— START EXCERPTED DATA —

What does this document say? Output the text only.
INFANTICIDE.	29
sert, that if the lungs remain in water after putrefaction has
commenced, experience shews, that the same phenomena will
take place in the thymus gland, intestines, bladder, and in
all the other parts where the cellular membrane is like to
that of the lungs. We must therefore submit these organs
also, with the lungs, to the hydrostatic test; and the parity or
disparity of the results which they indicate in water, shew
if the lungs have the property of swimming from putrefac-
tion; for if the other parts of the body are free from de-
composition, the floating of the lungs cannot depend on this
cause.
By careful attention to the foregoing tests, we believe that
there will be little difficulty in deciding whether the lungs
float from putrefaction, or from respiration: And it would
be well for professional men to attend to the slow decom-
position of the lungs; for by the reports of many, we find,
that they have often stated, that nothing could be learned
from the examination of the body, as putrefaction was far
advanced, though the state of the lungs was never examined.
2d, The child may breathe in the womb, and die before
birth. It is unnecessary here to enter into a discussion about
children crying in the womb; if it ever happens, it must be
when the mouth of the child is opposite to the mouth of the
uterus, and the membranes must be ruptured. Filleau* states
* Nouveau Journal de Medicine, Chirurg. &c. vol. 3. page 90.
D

— END EXCERPTED DATA —

WHAT TO PRODUCE: Find the string "must" in the entries above and return each line that holds it.

OUTPUT FOR THIS EXERCISE:
that of the lungs. We must therefore submit these organs
children crying in the womb; if it ever happens, it must be
uterus, and the membranes must be ruptured. Filleau* states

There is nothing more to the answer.